-- Start --
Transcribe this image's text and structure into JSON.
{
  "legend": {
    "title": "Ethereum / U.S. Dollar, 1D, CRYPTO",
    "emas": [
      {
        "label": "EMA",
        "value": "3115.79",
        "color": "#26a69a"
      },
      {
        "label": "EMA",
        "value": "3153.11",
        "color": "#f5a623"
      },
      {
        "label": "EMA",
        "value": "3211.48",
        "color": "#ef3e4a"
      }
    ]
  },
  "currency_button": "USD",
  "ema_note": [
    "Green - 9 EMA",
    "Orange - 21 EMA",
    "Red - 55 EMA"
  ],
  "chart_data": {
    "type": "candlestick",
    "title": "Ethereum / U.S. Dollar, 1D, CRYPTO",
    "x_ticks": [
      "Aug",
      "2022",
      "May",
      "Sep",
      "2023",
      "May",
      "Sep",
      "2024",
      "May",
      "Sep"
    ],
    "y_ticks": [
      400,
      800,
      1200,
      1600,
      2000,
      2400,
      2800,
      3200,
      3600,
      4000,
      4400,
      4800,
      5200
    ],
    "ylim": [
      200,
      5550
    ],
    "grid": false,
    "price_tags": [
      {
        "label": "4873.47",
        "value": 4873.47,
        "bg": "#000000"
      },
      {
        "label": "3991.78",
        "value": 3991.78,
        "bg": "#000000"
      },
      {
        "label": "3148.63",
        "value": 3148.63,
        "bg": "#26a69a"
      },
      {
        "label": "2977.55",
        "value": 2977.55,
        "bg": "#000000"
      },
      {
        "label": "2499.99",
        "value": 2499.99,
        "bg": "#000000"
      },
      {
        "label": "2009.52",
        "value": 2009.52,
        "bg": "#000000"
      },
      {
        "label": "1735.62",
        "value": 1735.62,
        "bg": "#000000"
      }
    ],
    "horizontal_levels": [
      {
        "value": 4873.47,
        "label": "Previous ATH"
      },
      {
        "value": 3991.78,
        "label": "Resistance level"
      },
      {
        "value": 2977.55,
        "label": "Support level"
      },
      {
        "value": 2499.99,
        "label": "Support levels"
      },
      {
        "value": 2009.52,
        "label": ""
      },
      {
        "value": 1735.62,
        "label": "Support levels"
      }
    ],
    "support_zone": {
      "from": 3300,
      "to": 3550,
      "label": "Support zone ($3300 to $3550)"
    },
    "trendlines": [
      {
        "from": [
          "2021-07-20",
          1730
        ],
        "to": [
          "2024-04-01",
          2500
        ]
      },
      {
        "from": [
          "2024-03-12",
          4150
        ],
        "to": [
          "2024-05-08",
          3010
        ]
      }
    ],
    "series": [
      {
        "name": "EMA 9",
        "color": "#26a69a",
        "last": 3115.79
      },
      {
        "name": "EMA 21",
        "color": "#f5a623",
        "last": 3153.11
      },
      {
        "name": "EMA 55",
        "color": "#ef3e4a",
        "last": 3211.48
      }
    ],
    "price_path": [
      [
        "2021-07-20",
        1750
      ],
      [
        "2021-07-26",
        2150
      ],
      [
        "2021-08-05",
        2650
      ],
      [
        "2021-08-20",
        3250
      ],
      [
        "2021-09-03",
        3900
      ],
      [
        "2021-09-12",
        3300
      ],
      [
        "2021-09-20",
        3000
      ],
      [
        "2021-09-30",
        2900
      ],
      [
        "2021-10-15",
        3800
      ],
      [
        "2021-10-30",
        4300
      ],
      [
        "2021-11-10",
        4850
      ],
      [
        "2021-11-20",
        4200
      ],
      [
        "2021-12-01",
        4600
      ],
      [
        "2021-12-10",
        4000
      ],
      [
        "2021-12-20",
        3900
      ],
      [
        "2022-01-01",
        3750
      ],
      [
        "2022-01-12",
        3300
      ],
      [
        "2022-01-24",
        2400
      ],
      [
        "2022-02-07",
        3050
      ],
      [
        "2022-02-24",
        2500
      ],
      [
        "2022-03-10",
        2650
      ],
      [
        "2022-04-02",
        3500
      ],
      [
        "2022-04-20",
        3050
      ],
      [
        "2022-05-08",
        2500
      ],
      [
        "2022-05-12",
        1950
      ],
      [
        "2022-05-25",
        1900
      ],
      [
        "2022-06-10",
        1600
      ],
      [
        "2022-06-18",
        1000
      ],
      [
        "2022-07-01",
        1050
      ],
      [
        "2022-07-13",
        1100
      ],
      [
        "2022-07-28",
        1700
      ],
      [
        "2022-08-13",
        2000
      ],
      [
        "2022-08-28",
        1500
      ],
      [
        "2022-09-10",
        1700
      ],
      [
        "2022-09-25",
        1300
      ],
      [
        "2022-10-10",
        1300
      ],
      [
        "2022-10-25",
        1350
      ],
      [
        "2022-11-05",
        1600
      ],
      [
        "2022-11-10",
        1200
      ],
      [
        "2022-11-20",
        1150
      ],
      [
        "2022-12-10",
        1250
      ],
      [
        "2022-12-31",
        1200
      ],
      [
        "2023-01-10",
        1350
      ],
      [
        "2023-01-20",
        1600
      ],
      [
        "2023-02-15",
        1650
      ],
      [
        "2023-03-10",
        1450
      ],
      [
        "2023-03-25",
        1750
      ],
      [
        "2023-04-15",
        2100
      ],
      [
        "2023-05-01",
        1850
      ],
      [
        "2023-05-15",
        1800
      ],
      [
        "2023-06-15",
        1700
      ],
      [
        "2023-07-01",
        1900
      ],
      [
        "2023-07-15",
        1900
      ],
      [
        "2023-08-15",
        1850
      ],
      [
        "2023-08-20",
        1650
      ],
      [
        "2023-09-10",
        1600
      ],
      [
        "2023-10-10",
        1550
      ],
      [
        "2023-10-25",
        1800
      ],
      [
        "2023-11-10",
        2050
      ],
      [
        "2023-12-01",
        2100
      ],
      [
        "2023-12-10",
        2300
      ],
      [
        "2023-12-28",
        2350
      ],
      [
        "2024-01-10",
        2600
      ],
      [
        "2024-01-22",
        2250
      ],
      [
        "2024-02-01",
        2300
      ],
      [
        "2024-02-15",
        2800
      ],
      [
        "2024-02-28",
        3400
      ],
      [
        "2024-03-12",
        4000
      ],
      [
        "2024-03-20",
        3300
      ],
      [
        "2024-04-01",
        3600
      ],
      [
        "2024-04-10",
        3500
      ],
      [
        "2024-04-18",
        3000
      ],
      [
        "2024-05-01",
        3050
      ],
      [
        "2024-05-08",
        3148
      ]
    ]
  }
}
-- End --
* **Given exercise**
Repeat the material word for word, in full.

* **Solution to the problem**
Transcribe this image's text and structure into JSON.
{
  "legend": {
    "title": "Ethereum / U.S. Dollar, 1D, CRYPTO",
    "emas": [
      {
        "label": "EMA",
        "value": "3115.79",
        "color": "#26a69a"
      },
      {
        "label": "EMA",
        "value": "3153.11",
        "color": "#f5a623"
      },
      {
        "label": "EMA",
        "value": "3211.48",
        "color": "#ef3e4a"
      }
    ]
  },
  "currency_button": "USD",
  "ema_note": [
    "Green - 9 EMA",
    "Orange - 21 EMA",
    "Red - 55 EMA"
  ],
  "chart_data": {
    "type": "candlestick",
    "title": "Ethereum / U.S. Dollar, 1D, CRYPTO",
    "x_ticks": [
      "Aug",
      "2022",
      "May",
      "Sep",
      "2023",
      "May",
      "Sep",
      "2024",
      "May",
      "Sep"
    ],
    "y_ticks": [
      400,
      800,
      1200,
      1600,
      2000,
      2400,
      2800,
      3200,
      3600,
      4000,
      4400,
      4800,
      5200
    ],
    "ylim": [
      200,
      5550
    ],
    "grid": false,
    "price_tags": [
      {
        "label": "4873.47",
        "value": 4873.47,
        "bg": "#000000"
      },
      {
        "label": "3991.78",
        "value": 3991.78,
        "bg": "#000000"
      },
      {
        "label": "3148.63",
        "value": 3148.63,
        "bg": "#26a69a"
      },
      {
        "label": "2977.55",
        "value": 2977.55,
        "bg": "#000000"
      },
      {
        "label": "2499.99",
        "value": 2499.99,
        "bg": "#000000"
      },
      {
        "label": "2009.52",
        "value": 2009.52,
        "bg": "#000000"
      },
      {
        "label": "1735.62",
        "value": 1735.62,
        "bg": "#000000"
      }
    ],
    "horizontal_levels": [
      {
        "value": 4873.47,
        "label": "Previous ATH"
      },
      {
        "value": 3991.78,
        "label": "Resistance level"
      },
      {
        "value": 2977.55,
        "label": "Support level"
      },
      {
        "value": 2499.99,
        "label": "Support levels"
      },
      {
        "value": 2009.52,
        "label": ""
      },
      {
        "value": 1735.62,
        "label": "Support levels"
      }
    ],
    "support_zone": {
      "from": 3300,
      "to": 3550,
      "label": "Support zone ($3300 to $3550)"
    },
    "trendlines": [
      {
        "from": [
          "2021-07-20",
          1730
        ],
        "to": [
          "2024-04-01",
          2500
        ]
      },
      {
        "from": [
          "2024-03-12",
          4150
        ],
        "to": [
          "2024-05-08",
          3010
        ]
      }
    ],
    "series": [
      {
        "name": "EMA 9",
        "color": "#26a69a",
        "last": 3115.79
      },
      {
        "name": "EMA 21",
        "color": "#f5a623",
        "last": 3153.11
      },
      {
        "name": "EMA 55",
        "color": "#ef3e4a",
        "last": 3211.48
      }
    ],
    "price_path": [
      [
        "2021-07-20",
        1750
      ],
      [
        "2021-07-26",
        2150
      ],
      [
        "2021-08-05",
        2650
      ],
      [
        "2021-08-20",
        3250
      ],
      [
        "2021-09-03",
        3900
      ],
      [
        "2021-09-12",
        3300
      ],
      [
        "2021-09-20",
        3000
      ],
      [
        "2021-09-30",
        2900
      ],
      [
        "2021-10-15",
        3800
      ],
      [
        "2021-10-30",
        4300
      ],
      [
        "2021-11-10",
        4850
      ],
      [
        "2021-11-20",
        4200
      ],
      [
        "2021-12-01",
        4600
      ],
      [
        "2021-12-10",
        4000
      ],
      [
        "2021-12-20",
        3900
      ],
      [
        "2022-01-01",
        3750
      ],
      [
        "2022-01-12",
        3300
      ],
      [
        "2022-01-24",
        2400
      ],
      [
        "2022-02-07",
        3050
      ],
      [
        "2022-02-24",
        2500
      ],
      [
        "2022-03-10",
        2650
      ],
      [
        "2022-04-02",
        3500
      ],
      [
        "2022-04-20",
        3050
      ],
      [
        "2022-05-08",
        2500
      ],
      [
        "2022-05-12",
        1950
      ],
      [
        "2022-05-25",
        1900
      ],
      [
        "2022-06-10",
        1600
      ],
      [
        "2022-06-18",
        1000
      ],
      [
        "2022-07-01",
        1050
      ],
      [
        "2022-07-13",
        1100
      ],
      [
        "2022-07-28",
        1700
      ],
      [
        "2022-08-13",
        2000
      ],
      [
        "2022-08-28",
        1500
      ],
      [
        "2022-09-10",
        1700
      ],
      [
        "2022-09-25",
        1300
      ],
      [
        "2022-10-10",
        1300
      ],
      [
        "2022-10-25",
        1350
      ],
      [
        "2022-11-05",
        1600
      ],
      [
        "2022-11-10",
        1200
      ],
      [
        "2022-11-20",
        1150
      ],
      [
        "2022-12-10",
        1250
      ],
      [
        "2022-12-31",
        1200
      ],
      [
        "2023-01-10",
        1350
      ],
      [
        "2023-01-20",
        1600
      ],
      [
        "2023-02-15",
        1650
      ],
      [
        "2023-03-10",
        1450
      ],
      [
        "2023-03-25",
        1750
      ],
      [
        "2023-04-15",
        2100
      ],
      [
        "2023-05-01",
        1850
      ],
      [
        "2023-05-15",
        1800
      ],
      [
        "2023-06-15",
        1700
      ],
      [
        "2023-07-01",
        1900
      ],
      [
        "2023-07-15",
        1900
      ],
      [
        "2023-08-15",
        1850
      ],
      [
        "2023-08-20",
        1650
      ],
      [
        "2023-09-10",
        1600
      ],
      [
        "2023-10-10",
        1550
      ],
      [
        "2023-10-25",
        1800
      ],
      [
        "2023-11-10",
        2050
      ],
      [
        "2023-12-01",
        2100
      ],
      [
        "2023-12-10",
        2300
      ],
      [
        "2023-12-28",
        2350
      ],
      [
        "2024-01-10",
        2600
      ],
      [
        "2024-01-22",
        2250
      ],
      [
        "2024-02-01",
        2300
      ],
      [
        "2024-02-15",
        2800
      ],
      [
        "2024-02-28",
        3400
      ],
      [
        "2024-03-12",
        4000
      ],
      [
        "2024-03-20",
        3300
      ],
      [
        "2024-04-01",
        3600
      ],
      [
        "2024-04-10",
        3500
      ],
      [
        "2024-04-18",
        3000
      ],
      [
        "2024-05-01",
        3050
      ],
      [
        "2024-05-08",
        3148
      ]
    ]
  }
}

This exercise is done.